Data records:

************

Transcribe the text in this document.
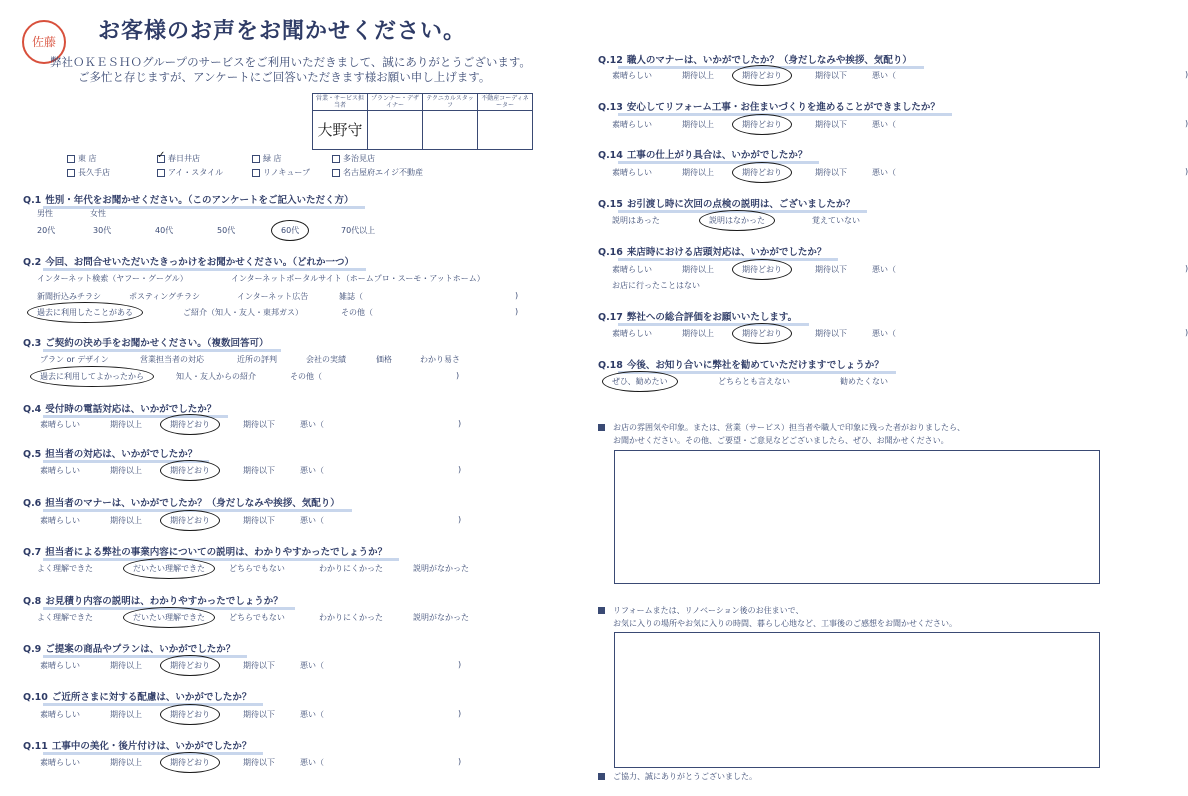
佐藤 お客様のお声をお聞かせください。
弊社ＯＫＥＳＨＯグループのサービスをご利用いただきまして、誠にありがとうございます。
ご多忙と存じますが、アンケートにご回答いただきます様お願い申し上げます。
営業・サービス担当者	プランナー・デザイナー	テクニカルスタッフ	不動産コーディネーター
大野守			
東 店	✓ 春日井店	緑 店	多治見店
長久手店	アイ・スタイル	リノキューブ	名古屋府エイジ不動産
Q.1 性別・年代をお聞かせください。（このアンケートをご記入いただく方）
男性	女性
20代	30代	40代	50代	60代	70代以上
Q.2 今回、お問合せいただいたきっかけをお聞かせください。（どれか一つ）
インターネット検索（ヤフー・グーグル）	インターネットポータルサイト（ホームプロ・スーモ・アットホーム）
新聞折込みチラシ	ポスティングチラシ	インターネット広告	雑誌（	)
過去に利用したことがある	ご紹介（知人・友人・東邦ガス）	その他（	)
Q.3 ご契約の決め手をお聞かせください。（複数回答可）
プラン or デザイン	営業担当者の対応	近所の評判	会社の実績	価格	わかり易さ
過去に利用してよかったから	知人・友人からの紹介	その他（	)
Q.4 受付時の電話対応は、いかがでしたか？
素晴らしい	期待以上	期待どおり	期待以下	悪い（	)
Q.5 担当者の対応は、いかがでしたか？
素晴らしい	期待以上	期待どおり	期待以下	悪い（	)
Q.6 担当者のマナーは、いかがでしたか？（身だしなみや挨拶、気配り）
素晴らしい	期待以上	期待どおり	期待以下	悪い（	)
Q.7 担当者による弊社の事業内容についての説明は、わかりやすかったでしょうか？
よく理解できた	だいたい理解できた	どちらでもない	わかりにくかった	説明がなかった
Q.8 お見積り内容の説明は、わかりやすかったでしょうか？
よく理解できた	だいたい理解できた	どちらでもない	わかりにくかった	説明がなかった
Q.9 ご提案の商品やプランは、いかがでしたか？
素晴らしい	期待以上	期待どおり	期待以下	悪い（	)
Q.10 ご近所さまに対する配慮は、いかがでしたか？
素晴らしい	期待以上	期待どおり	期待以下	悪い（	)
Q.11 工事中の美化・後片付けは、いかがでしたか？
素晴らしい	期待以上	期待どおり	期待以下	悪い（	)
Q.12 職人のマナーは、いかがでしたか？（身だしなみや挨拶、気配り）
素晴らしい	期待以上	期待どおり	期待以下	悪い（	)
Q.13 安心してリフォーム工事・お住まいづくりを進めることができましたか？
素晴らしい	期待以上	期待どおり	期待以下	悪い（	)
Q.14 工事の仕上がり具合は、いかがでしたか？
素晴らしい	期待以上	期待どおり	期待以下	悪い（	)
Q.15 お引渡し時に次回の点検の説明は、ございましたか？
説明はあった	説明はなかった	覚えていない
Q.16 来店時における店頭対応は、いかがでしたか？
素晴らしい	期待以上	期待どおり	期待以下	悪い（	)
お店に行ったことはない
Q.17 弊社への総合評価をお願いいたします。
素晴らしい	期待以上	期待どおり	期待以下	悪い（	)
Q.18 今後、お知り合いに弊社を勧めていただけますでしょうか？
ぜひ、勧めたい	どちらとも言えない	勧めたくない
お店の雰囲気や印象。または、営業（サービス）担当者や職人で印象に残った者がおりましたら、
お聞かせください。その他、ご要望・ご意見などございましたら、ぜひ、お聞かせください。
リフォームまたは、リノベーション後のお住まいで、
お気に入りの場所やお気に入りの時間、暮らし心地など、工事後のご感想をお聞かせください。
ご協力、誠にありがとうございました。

************

Word for word, quote the lines above. Omit the pictures.

Transcribe the text in this document.
佐藤 お客様のお声をお聞かせください。
弊社ＯＫＥＳＨＯグループのサービスをご利用いただきまして、誠にありがとうございます。
ご多忙と存じますが、アンケートにご回答いただきます様お願い申し上げます。
営業・サービス担当者	プランナー・デザイナー	テクニカルスタッフ	不動産コーディネーター
大野守			
東 店	✓ 春日井店	緑 店	多治見店
長久手店	アイ・スタイル	リノキューブ	名古屋府エイジ不動産
Q.1 性別・年代をお聞かせください。（このアンケートをご記入いただく方）
男性	女性
20代	30代	40代	50代	60代	70代以上
Q.2 今回、お問合せいただいたきっかけをお聞かせください。（どれか一つ）
インターネット検索（ヤフー・グーグル）	インターネットポータルサイト（ホームプロ・スーモ・アットホーム）
新聞折込みチラシ	ポスティングチラシ	インターネット広告	雑誌（	)
過去に利用したことがある	ご紹介（知人・友人・東邦ガス）	その他（	)
Q.3 ご契約の決め手をお聞かせください。（複数回答可）
プラン or デザイン	営業担当者の対応	近所の評判	会社の実績	価格	わかり易さ
過去に利用してよかったから	知人・友人からの紹介	その他（	)
Q.4 受付時の電話対応は、いかがでしたか？
素晴らしい	期待以上	期待どおり	期待以下	悪い（	)
Q.5 担当者の対応は、いかがでしたか？
素晴らしい	期待以上	期待どおり	期待以下	悪い（	)
Q.6 担当者のマナーは、いかがでしたか？（身だしなみや挨拶、気配り）
素晴らしい	期待以上	期待どおり	期待以下	悪い（	)
Q.7 担当者による弊社の事業内容についての説明は、わかりやすかったでしょうか？
よく理解できた	だいたい理解できた	どちらでもない	わかりにくかった	説明がなかった
Q.8 お見積り内容の説明は、わかりやすかったでしょうか？
よく理解できた	だいたい理解できた	どちらでもない	わかりにくかった	説明がなかった
Q.9 ご提案の商品やプランは、いかがでしたか？
素晴らしい	期待以上	期待どおり	期待以下	悪い（	)
Q.10 ご近所さまに対する配慮は、いかがでしたか？
素晴らしい	期待以上	期待どおり	期待以下	悪い（	)
Q.11 工事中の美化・後片付けは、いかがでしたか？
素晴らしい	期待以上	期待どおり	期待以下	悪い（	)
Q.12 職人のマナーは、いかがでしたか？（身だしなみや挨拶、気配り）
素晴らしい	期待以上	期待どおり	期待以下	悪い（	)
Q.13 安心してリフォーム工事・お住まいづくりを進めることができましたか？
素晴らしい	期待以上	期待どおり	期待以下	悪い（	)
Q.14 工事の仕上がり具合は、いかがでしたか？
素晴らしい	期待以上	期待どおり	期待以下	悪い（	)
Q.15 お引渡し時に次回の点検の説明は、ございましたか？
説明はあった	説明はなかった	覚えていない
Q.16 来店時における店頭対応は、いかがでしたか？
素晴らしい	期待以上	期待どおり	期待以下	悪い（	)
お店に行ったことはない
Q.17 弊社への総合評価をお願いいたします。
素晴らしい	期待以上	期待どおり	期待以下	悪い（	)
Q.18 今後、お知り合いに弊社を勧めていただけますでしょうか？
ぜひ、勧めたい	どちらとも言えない	勧めたくない
お店の雰囲気や印象。または、営業（サービス）担当者や職人で印象に残った者がおりましたら、
お聞かせください。その他、ご要望・ご意見などございましたら、ぜひ、お聞かせください。
リフォームまたは、リノベーション後のお住まいで、
お気に入りの場所やお気に入りの時間、暮らし心地など、工事後のご感想をお聞かせください。
ご協力、誠にありがとうございました。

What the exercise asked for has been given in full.